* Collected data
--- BEGIN ---
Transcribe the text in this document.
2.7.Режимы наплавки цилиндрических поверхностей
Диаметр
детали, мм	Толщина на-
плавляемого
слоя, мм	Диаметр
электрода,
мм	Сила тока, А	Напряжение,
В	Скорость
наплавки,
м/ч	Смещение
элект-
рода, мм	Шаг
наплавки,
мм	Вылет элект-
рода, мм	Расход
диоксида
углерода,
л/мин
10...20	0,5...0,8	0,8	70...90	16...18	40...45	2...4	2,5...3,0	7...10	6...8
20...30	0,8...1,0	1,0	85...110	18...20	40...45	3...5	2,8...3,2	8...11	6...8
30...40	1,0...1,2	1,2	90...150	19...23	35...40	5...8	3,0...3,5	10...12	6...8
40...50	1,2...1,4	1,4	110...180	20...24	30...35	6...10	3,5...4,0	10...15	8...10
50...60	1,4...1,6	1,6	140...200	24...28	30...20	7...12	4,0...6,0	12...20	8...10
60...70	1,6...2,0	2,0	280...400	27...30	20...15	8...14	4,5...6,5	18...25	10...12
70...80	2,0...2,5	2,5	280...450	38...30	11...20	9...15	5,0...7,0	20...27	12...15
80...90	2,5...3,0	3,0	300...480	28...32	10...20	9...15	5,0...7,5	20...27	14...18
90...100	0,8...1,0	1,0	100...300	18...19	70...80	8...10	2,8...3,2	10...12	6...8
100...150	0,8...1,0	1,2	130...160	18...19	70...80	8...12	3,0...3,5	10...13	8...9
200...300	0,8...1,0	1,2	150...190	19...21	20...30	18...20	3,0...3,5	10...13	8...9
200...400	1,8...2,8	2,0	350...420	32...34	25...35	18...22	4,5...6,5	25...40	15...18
--- END ---
Print the entries exactly. Include every one.

Transcribe the text in this document.
2.7.Режимы наплавки цилиндрических поверхностей
Диаметр
детали, мм	Толщина на-
плавляемого
слоя, мм	Диаметр
электрода,
мм	Сила тока, А	Напряжение,
В	Скорость
наплавки,
м/ч	Смещение
элект-
рода, мм	Шаг
наплавки,
мм	Вылет элект-
рода, мм	Расход
диоксида
углерода,
л/мин
10...20	0,5...0,8	0,8	70...90	16...18	40...45	2...4	2,5...3,0	7...10	6...8
20...30	0,8...1,0	1,0	85...110	18...20	40...45	3...5	2,8...3,2	8...11	6...8
30...40	1,0...1,2	1,2	90...150	19...23	35...40	5...8	3,0...3,5	10...12	6...8
40...50	1,2...1,4	1,4	110...180	20...24	30...35	6...10	3,5...4,0	10...15	8...10
50...60	1,4...1,6	1,6	140...200	24...28	30...20	7...12	4,0...6,0	12...20	8...10
60...70	1,6...2,0	2,0	280...400	27...30	20...15	8...14	4,5...6,5	18...25	10...12
70...80	2,0...2,5	2,5	280...450	38...30	11...20	9...15	5,0...7,0	20...27	12...15
80...90	2,5...3,0	3,0	300...480	28...32	10...20	9...15	5,0...7,5	20...27	14...18
90...100	0,8...1,0	1,0	100...300	18...19	70...80	8...10	2,8...3,2	10...12	6...8
100...150	0,8...1,0	1,2	130...160	18...19	70...80	8...12	3,0...3,5	10...13	8...9
200...300	0,8...1,0	1,2	150...190	19...21	20...30	18...20	3,0...3,5	10...13	8...9
200...400	1,8...2,8	2,0	350...420	32...34	25...35	18...22	4,5...6,5	25...40	15...18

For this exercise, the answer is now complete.